* Selected passage *
-- Opening Marker --
Engagement approaches should also consider: how patients are initially engaged (e.g., through known or new networks, posted notices, telephone or in-person recruitment) and whether involvement has been offered widely enough to garner multiple perspectives; how patients’ experiences are shared (e.g., community forums, formal meetings, individual or group discussions) and whether facilitation enables broad participation; and finally, how patients’ participation and experiences are incorporated into the research planning and design, with patients having equal decision-making capacity to other research team members. Several publications and tools are available that can help guide researchers who are new to processes of engaging patients in research [24, 3034], but unfortunately few address how to evaluate the effectiveness of engagement [35].

Reflexivity: Ensuring meaningful and authentic engagement

In qualitative research, reflexivity is an ongoing process of “the researcher’s scrutiny of his or her research experience, decisions, and interpretations in ways that bring the researcher into the process and allow the reader to assess how and to what extent the researcher’s interests, positions, and assumptions influenced inquiry. A reflexive stance informs how the researcher conducts his or her research, relates to the research participants, and represents them in written reports,” (p.188–189) [16]. The concept of reflexivity can be applied to research involving patient engagement by continually and explicitly considering how decisions about the research study were made. All members of the research team must consider (and perhaps discuss): (1) how patient partners are invited to participate in research planning and decision-making; (2) how their input is received relative to other team members (i.e., do their suggestions garner the same respect as researchers’ or providers’?); and, (3) whether engaged patients or patient partners feel sufficiently safe, able and respected to share their experiences, preferences and recommendations with the research team.
-- Closing Marker --
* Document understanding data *
-- Opening Marker --
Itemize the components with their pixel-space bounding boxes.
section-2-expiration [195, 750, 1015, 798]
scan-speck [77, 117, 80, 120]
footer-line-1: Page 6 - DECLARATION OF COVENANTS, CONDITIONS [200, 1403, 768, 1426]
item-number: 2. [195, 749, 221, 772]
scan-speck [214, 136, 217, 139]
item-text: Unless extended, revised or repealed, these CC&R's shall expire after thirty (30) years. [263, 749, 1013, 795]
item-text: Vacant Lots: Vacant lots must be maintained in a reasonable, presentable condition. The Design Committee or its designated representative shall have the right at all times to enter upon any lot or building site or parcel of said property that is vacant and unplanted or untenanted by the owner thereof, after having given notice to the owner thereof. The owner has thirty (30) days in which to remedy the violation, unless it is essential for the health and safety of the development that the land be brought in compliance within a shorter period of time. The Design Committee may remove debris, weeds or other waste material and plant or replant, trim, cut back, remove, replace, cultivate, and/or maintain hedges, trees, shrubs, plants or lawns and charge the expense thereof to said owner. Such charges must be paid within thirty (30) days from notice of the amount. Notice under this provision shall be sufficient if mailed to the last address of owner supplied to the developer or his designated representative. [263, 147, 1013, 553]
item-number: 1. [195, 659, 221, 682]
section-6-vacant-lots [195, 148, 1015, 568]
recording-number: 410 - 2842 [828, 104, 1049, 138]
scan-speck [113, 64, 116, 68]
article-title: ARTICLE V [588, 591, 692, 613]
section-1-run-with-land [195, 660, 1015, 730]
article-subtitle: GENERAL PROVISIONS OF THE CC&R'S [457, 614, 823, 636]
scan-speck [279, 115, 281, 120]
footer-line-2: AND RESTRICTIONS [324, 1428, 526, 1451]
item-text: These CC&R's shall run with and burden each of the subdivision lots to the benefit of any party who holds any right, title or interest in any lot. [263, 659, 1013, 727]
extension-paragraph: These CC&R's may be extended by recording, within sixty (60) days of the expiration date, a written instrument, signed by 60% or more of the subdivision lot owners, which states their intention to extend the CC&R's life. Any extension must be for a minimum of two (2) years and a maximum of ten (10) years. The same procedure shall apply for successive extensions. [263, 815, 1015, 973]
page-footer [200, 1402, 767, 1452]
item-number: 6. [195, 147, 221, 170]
-- Closing Marker --
* Goal of the exercise *
According to the passage on patient engagement in research, what do few of the available publications and tools address?

* Task output *
Few of them address how to evaluate the effectiveness of engagement.